• _PROBLEM TO WORK ON_:
Print the entries in full, word for word, but not the pictures.

──────── SUPPLIED ENTRIES ────────

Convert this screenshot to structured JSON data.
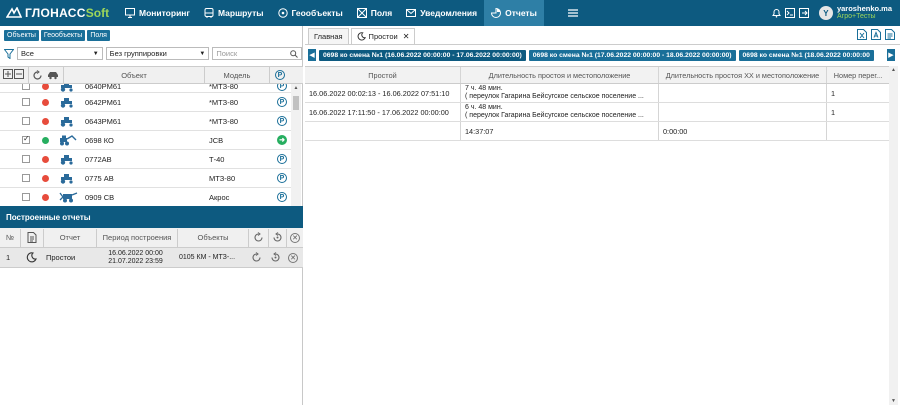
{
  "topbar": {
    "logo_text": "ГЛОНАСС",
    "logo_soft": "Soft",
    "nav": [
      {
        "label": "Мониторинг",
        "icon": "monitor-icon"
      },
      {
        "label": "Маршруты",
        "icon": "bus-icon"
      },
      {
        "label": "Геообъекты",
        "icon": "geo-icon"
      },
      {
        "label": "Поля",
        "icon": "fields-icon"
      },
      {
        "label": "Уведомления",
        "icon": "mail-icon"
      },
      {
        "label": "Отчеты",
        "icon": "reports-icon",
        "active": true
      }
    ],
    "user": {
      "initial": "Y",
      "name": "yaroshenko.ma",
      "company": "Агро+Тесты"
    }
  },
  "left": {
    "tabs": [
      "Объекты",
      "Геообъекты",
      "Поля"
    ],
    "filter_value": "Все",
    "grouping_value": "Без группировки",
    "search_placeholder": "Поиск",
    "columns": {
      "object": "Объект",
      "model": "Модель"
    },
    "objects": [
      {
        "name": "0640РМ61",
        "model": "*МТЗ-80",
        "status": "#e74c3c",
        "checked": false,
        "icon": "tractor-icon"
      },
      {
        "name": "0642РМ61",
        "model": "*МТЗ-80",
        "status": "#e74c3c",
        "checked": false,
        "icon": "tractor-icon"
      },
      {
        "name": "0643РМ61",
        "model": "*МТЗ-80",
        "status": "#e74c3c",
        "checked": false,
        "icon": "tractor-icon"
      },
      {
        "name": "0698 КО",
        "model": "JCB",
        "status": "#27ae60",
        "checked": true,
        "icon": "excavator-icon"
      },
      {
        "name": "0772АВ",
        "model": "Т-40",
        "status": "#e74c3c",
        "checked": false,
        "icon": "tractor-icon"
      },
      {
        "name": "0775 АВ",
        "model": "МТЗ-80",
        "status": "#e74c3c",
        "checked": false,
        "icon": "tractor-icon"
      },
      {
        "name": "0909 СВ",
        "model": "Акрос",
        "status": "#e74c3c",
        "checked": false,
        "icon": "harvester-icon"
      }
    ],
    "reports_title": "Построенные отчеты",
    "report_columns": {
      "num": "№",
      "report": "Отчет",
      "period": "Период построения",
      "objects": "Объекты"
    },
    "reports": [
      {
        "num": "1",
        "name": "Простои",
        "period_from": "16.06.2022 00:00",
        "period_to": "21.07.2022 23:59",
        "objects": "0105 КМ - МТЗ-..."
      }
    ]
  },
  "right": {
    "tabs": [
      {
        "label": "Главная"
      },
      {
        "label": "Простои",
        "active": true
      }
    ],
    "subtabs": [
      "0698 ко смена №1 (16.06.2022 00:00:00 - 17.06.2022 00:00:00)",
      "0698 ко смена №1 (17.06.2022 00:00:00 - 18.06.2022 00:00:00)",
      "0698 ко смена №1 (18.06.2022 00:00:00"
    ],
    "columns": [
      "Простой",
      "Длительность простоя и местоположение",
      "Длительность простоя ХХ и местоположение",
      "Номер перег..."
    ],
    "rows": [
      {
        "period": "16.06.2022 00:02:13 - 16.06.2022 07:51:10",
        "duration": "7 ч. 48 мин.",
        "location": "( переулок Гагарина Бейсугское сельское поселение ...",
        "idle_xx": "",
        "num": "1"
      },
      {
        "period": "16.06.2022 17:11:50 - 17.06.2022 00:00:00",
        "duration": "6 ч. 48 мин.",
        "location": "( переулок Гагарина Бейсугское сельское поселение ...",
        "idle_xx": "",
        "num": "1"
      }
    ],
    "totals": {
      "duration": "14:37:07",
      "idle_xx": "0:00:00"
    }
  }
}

────────

• _FINAL RESULT_:
Convert this screenshot to structured JSON data.
{
  "topbar": {
    "logo_text": "ГЛОНАСС",
    "logo_soft": "Soft",
    "nav": [
      {
        "label": "Мониторинг",
        "icon": "monitor-icon"
      },
      {
        "label": "Маршруты",
        "icon": "bus-icon"
      },
      {
        "label": "Геообъекты",
        "icon": "geo-icon"
      },
      {
        "label": "Поля",
        "icon": "fields-icon"
      },
      {
        "label": "Уведомления",
        "icon": "mail-icon"
      },
      {
        "label": "Отчеты",
        "icon": "reports-icon",
        "active": true
      }
    ],
    "user": {
      "initial": "Y",
      "name": "yaroshenko.ma",
      "company": "Агро+Тесты"
    }
  },
  "left": {
    "tabs": [
      "Объекты",
      "Геообъекты",
      "Поля"
    ],
    "filter_value": "Все",
    "grouping_value": "Без группировки",
    "search_placeholder": "Поиск",
    "columns": {
      "object": "Объект",
      "model": "Модель"
    },
    "objects": [
      {
        "name": "0640РМ61",
        "model": "*МТЗ-80",
        "status": "#e74c3c",
        "checked": false,
        "icon": "tractor-icon"
      },
      {
        "name": "0642РМ61",
        "model": "*МТЗ-80",
        "status": "#e74c3c",
        "checked": false,
        "icon": "tractor-icon"
      },
      {
        "name": "0643РМ61",
        "model": "*МТЗ-80",
        "status": "#e74c3c",
        "checked": false,
        "icon": "tractor-icon"
      },
      {
        "name": "0698 КО",
        "model": "JCB",
        "status": "#27ae60",
        "checked": true,
        "icon": "excavator-icon"
      },
      {
        "name": "0772АВ",
        "model": "Т-40",
        "status": "#e74c3c",
        "checked": false,
        "icon": "tractor-icon"
      },
      {
        "name": "0775 АВ",
        "model": "МТЗ-80",
        "status": "#e74c3c",
        "checked": false,
        "icon": "tractor-icon"
      },
      {
        "name": "0909 СВ",
        "model": "Акрос",
        "status": "#e74c3c",
        "checked": false,
        "icon": "harvester-icon"
      }
    ],
    "reports_title": "Построенные отчеты",
    "report_columns": {
      "num": "№",
      "report": "Отчет",
      "period": "Период построения",
      "objects": "Объекты"
    },
    "reports": [
      {
        "num": "1",
        "name": "Простои",
        "period_from": "16.06.2022 00:00",
        "period_to": "21.07.2022 23:59",
        "objects": "0105 КМ - МТЗ-..."
      }
    ]
  },
  "right": {
    "tabs": [
      {
        "label": "Главная"
      },
      {
        "label": "Простои",
        "active": true
      }
    ],
    "subtabs": [
      "0698 ко смена №1 (16.06.2022 00:00:00 - 17.06.2022 00:00:00)",
      "0698 ко смена №1 (17.06.2022 00:00:00 - 18.06.2022 00:00:00)",
      "0698 ко смена №1 (18.06.2022 00:00:00"
    ],
    "columns": [
      "Простой",
      "Длительность простоя и местоположение",
      "Длительность простоя ХХ и местоположение",
      "Номер перег..."
    ],
    "rows": [
      {
        "period": "16.06.2022 00:02:13 - 16.06.2022 07:51:10",
        "duration": "7 ч. 48 мин.",
        "location": "( переулок Гагарина Бейсугское сельское поселение ...",
        "idle_xx": "",
        "num": "1"
      },
      {
        "period": "16.06.2022 17:11:50 - 17.06.2022 00:00:00",
        "duration": "6 ч. 48 мин.",
        "location": "( переулок Гагарина Бейсугское сельское поселение ...",
        "idle_xx": "",
        "num": "1"
      }
    ],
    "totals": {
      "duration": "14:37:07",
      "idle_xx": "0:00:00"
    }
  }
}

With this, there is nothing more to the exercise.